Stated problem: Return the records in full, exactly as given.

--- --- ---

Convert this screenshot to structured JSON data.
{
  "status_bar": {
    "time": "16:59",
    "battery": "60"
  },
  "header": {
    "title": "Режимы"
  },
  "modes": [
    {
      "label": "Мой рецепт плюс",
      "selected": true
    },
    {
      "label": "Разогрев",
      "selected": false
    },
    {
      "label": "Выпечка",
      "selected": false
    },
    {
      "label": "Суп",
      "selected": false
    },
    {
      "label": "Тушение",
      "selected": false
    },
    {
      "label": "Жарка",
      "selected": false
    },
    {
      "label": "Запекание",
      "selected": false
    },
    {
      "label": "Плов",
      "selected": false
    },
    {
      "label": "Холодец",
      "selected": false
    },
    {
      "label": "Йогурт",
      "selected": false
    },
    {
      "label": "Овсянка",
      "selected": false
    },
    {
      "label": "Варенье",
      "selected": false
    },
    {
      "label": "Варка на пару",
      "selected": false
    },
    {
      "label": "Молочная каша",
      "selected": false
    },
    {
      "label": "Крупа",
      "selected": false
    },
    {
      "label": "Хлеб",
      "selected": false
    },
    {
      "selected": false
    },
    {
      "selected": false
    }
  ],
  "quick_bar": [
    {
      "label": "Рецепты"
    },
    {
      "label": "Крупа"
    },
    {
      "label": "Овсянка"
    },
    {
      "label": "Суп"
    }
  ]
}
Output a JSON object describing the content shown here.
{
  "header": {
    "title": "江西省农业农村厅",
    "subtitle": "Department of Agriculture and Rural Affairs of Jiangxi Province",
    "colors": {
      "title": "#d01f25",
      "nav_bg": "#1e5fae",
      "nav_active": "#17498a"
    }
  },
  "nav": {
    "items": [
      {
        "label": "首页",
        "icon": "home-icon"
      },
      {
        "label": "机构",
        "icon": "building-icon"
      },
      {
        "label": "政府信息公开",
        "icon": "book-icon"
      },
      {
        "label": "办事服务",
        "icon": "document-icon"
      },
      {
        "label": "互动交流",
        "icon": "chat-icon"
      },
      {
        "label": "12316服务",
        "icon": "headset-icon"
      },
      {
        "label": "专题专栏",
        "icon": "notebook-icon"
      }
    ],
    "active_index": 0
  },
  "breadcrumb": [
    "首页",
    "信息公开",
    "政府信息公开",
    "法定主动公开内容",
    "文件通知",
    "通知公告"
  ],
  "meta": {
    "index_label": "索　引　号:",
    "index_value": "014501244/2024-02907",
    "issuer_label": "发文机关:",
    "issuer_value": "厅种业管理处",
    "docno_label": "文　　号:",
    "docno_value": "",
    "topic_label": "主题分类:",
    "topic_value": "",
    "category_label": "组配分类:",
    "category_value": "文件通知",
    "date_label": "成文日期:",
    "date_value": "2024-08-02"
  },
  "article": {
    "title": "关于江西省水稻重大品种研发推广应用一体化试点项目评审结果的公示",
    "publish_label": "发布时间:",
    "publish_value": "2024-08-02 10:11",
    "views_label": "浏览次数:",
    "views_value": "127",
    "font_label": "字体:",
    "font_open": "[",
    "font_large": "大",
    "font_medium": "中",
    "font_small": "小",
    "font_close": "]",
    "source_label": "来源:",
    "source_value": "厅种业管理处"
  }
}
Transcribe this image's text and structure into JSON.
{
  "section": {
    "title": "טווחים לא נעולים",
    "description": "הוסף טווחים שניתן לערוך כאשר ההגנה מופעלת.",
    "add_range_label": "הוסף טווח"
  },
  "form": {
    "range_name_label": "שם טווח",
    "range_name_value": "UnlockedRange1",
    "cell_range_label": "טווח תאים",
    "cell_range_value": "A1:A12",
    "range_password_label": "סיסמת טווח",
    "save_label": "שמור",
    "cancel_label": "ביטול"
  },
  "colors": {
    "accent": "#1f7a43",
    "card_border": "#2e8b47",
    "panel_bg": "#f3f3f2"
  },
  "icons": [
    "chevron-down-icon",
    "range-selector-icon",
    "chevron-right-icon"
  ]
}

--- --- ---

Problem solution:
Convert this screenshot to structured JSON data.
{
  "status_bar": {
    "time": "16:59",
    "battery": "60"
  },
  "header": {
    "title": "Режимы"
  },
  "modes": [
    {
      "label": "Мой рецепт плюс",
      "selected": true
    },
    {
      "label": "Разогрев",
      "selected": false
    },
    {
      "label": "Выпечка",
      "selected": false
    },
    {
      "label": "Суп",
      "selected": false
    },
    {
      "label": "Тушение",
      "selected": false
    },
    {
      "label": "Жарка",
      "selected": false
    },
    {
      "label": "Запекание",
      "selected": false
    },
    {
      "label": "Плов",
      "selected": false
    },
    {
      "label": "Холодец",
      "selected": false
    },
    {
      "label": "Йогурт",
      "selected": false
    },
    {
      "label": "Овсянка",
      "selected": false
    },
    {
      "label": "Варенье",
      "selected": false
    },
    {
      "label": "Варка на пару",
      "selected": false
    },
    {
      "label": "Молочная каша",
      "selected": false
    },
    {
      "label": "Крупа",
      "selected": false
    },
    {
      "label": "Хлеб",
      "selected": false
    },
    {
      "selected": false
    },
    {
      "selected": false
    }
  ],
  "quick_bar": [
    {
      "label": "Рецепты"
    },
    {
      "label": "Крупа"
    },
    {
      "label": "Овсянка"
    },
    {
      "label": "Суп"
    }
  ]
}
Output a JSON object describing the content shown here.
{
  "header": {
    "title": "江西省农业农村厅",
    "subtitle": "Department of Agriculture and Rural Affairs of Jiangxi Province",
    "colors": {
      "title": "#d01f25",
      "nav_bg": "#1e5fae",
      "nav_active": "#17498a"
    }
  },
  "nav": {
    "items": [
      {
        "label": "首页",
        "icon": "home-icon"
      },
      {
        "label": "机构",
        "icon": "building-icon"
      },
      {
        "label": "政府信息公开",
        "icon": "book-icon"
      },
      {
        "label": "办事服务",
        "icon": "document-icon"
      },
      {
        "label": "互动交流",
        "icon": "chat-icon"
      },
      {
        "label": "12316服务",
        "icon": "headset-icon"
      },
      {
        "label": "专题专栏",
        "icon": "notebook-icon"
      }
    ],
    "active_index": 0
  },
  "breadcrumb": [
    "首页",
    "信息公开",
    "政府信息公开",
    "法定主动公开内容",
    "文件通知",
    "通知公告"
  ],
  "meta": {
    "index_label": "索　引　号:",
    "index_value": "014501244/2024-02907",
    "issuer_label": "发文机关:",
    "issuer_value": "厅种业管理处",
    "docno_label": "文　　号:",
    "docno_value": "",
    "topic_label": "主题分类:",
    "topic_value": "",
    "category_label": "组配分类:",
    "category_value": "文件通知",
    "date_label": "成文日期:",
    "date_value": "2024-08-02"
  },
  "article": {
    "title": "关于江西省水稻重大品种研发推广应用一体化试点项目评审结果的公示",
    "publish_label": "发布时间:",
    "publish_value": "2024-08-02 10:11",
    "views_label": "浏览次数:",
    "views_value": "127",
    "font_label": "字体:",
    "font_open": "[",
    "font_large": "大",
    "font_medium": "中",
    "font_small": "小",
    "font_close": "]",
    "source_label": "来源:",
    "source_value": "厅种业管理处"
  }
}
Transcribe this image's text and structure into JSON.
{
  "section": {
    "title": "טווחים לא נעולים",
    "description": "הוסף טווחים שניתן לערוך כאשר ההגנה מופעלת.",
    "add_range_label": "הוסף טווח"
  },
  "form": {
    "range_name_label": "שם טווח",
    "range_name_value": "UnlockedRange1",
    "cell_range_label": "טווח תאים",
    "cell_range_value": "A1:A12",
    "range_password_label": "סיסמת טווח",
    "save_label": "שמור",
    "cancel_label": "ביטול"
  },
  "colors": {
    "accent": "#1f7a43",
    "card_border": "#2e8b47",
    "panel_bg": "#f3f3f2"
  },
  "icons": [
    "chevron-down-icon",
    "range-selector-icon",
    "chevron-right-icon"
  ]
}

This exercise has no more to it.